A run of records
****************************************

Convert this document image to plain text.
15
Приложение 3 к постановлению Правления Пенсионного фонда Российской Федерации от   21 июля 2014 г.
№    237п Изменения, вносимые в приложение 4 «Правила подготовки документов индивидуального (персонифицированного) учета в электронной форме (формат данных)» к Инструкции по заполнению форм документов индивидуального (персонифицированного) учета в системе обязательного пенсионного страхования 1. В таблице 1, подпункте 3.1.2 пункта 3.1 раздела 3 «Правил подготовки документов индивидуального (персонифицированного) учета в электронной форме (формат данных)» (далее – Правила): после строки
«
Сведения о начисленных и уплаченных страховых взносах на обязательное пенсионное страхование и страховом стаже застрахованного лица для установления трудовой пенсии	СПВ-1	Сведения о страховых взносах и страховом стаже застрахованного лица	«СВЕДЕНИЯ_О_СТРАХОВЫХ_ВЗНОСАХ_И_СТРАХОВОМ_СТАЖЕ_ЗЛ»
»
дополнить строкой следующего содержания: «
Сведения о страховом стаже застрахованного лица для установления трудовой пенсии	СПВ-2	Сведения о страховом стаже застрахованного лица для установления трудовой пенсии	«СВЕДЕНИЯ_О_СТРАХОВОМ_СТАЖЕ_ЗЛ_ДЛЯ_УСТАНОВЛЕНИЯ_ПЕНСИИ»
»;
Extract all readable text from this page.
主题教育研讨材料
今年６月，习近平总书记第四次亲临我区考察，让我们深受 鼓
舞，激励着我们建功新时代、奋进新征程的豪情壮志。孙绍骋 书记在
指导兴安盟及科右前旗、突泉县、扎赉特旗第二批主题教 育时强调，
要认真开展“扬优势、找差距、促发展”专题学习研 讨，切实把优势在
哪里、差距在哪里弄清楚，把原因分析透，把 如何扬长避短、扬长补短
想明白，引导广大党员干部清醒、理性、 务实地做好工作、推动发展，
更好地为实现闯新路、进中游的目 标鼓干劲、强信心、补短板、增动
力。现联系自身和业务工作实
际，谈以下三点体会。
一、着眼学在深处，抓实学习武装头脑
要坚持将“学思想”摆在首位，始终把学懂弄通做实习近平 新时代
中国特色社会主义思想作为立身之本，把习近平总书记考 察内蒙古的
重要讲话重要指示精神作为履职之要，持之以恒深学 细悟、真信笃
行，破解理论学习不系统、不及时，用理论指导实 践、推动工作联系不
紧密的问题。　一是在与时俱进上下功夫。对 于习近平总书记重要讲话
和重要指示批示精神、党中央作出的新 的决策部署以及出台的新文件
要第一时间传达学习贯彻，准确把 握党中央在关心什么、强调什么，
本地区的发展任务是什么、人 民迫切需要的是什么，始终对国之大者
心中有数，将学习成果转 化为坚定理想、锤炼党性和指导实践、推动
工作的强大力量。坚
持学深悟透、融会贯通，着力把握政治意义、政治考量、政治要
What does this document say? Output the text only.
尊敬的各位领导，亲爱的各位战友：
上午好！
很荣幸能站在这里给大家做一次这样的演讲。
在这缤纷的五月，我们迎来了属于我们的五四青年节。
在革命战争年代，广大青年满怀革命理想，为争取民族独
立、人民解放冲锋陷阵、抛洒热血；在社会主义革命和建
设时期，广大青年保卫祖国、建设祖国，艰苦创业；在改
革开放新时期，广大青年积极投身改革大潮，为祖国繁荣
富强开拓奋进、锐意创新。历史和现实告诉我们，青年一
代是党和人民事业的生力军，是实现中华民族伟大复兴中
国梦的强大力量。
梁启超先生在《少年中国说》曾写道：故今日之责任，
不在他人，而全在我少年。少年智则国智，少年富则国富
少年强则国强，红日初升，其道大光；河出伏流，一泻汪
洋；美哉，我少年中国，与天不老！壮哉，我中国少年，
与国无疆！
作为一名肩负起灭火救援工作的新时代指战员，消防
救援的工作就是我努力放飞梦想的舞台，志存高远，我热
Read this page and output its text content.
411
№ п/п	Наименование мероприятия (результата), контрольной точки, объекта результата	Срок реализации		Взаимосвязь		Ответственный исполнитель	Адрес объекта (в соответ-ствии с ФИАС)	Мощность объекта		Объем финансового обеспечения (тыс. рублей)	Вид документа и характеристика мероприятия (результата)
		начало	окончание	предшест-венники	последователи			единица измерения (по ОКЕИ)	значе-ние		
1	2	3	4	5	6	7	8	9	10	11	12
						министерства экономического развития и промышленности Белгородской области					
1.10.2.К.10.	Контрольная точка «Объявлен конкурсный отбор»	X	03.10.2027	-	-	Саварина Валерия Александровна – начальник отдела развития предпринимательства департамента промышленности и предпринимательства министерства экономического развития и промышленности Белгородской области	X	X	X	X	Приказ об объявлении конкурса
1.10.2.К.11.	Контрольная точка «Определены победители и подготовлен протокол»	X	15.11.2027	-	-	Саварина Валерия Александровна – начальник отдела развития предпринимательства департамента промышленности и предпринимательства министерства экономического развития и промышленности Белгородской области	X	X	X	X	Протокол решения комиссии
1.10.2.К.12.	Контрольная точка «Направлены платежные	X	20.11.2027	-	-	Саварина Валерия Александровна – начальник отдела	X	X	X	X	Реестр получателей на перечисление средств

****************************************

Instructions to follow - How many lines in the listing above contain the string "предпринимательства"? Answer with the number only.

Result of this exercise - 2